Records that describe figures
"""
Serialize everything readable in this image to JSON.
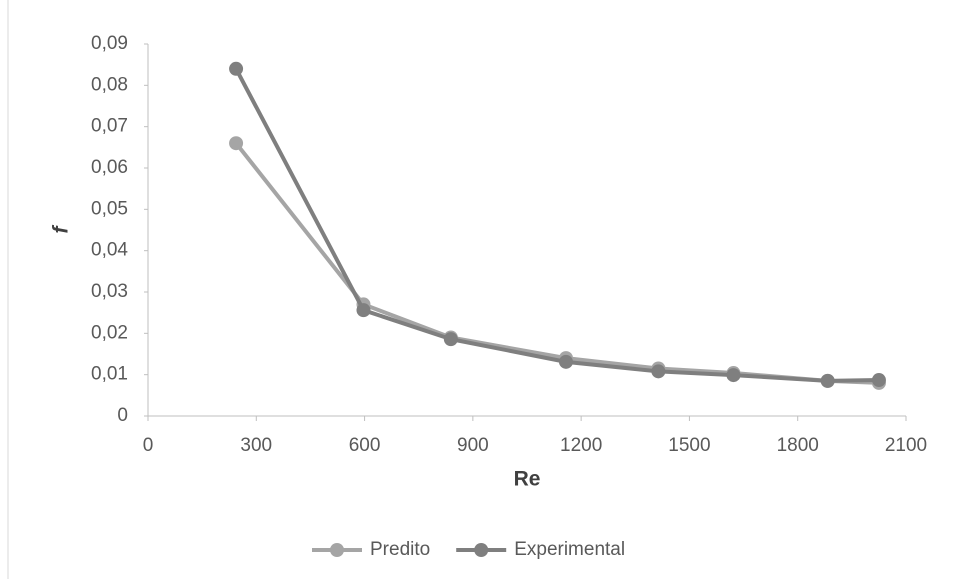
{
  "chart_data": {
    "type": "line",
    "x_label": "Re",
    "y_label": "f",
    "x": [
      244,
      597,
      839,
      1158,
      1414,
      1622,
      1883,
      2025
    ],
    "series": [
      {
        "name": "Predito",
        "color": "#a5a5a5",
        "values": [
          0.066,
          0.027,
          0.019,
          0.014,
          0.0115,
          0.0104,
          0.0085,
          0.008
        ]
      },
      {
        "name": "Experimental",
        "color": "#7f7f7f",
        "values": [
          0.084,
          0.0256,
          0.0186,
          0.0131,
          0.0108,
          0.0099,
          0.0085,
          0.0087
        ]
      }
    ],
    "xlim": [
      0,
      2100
    ],
    "xticks": [
      0,
      300,
      600,
      900,
      1200,
      1500,
      1800,
      2100
    ],
    "ylim": [
      0,
      0.09
    ],
    "yticks": [
      0,
      {
        "value": 0.01,
        "label": "0,01"
      },
      {
        "value": 0.02,
        "label": "0,02"
      },
      {
        "value": 0.03,
        "label": "0,03"
      },
      {
        "value": 0.04,
        "label": "0,04"
      },
      {
        "value": 0.05,
        "label": "0,05"
      },
      {
        "value": 0.06,
        "label": "0,06"
      },
      {
        "value": 0.07,
        "label": "0,07"
      },
      {
        "value": 0.08,
        "label": "0,08"
      },
      {
        "value": 0.09,
        "label": "0,09"
      }
    ],
    "grid": false,
    "legend": "bottom"
  }
}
"""
[Work to complete] All entries must be written out again exactly as given, with no pictures in the copy.

[Solution to this exercise]
Serialize everything readable in this image to JSON.
{
  "chart_data": {
    "type": "line",
    "x_label": "Re",
    "y_label": "f",
    "x": [
      244,
      597,
      839,
      1158,
      1414,
      1622,
      1883,
      2025
    ],
    "series": [
      {
        "name": "Predito",
        "color": "#a5a5a5",
        "values": [
          0.066,
          0.027,
          0.019,
          0.014,
          0.0115,
          0.0104,
          0.0085,
          0.008
        ]
      },
      {
        "name": "Experimental",
        "color": "#7f7f7f",
        "values": [
          0.084,
          0.0256,
          0.0186,
          0.0131,
          0.0108,
          0.0099,
          0.0085,
          0.0087
        ]
      }
    ],
    "xlim": [
      0,
      2100
    ],
    "xticks": [
      0,
      300,
      600,
      900,
      1200,
      1500,
      1800,
      2100
    ],
    "ylim": [
      0,
      0.09
    ],
    "yticks": [
      0,
      {
        "value": 0.01,
        "label": "0,01"
      },
      {
        "value": 0.02,
        "label": "0,02"
      },
      {
        "value": 0.03,
        "label": "0,03"
      },
      {
        "value": 0.04,
        "label": "0,04"
      },
      {
        "value": 0.05,
        "label": "0,05"
      },
      {
        "value": 0.06,
        "label": "0,06"
      },
      {
        "value": 0.07,
        "label": "0,07"
      },
      {
        "value": 0.08,
        "label": "0,08"
      },
      {
        "value": 0.09,
        "label": "0,09"
      }
    ],
    "grid": false,
    "legend": "bottom"
  }
}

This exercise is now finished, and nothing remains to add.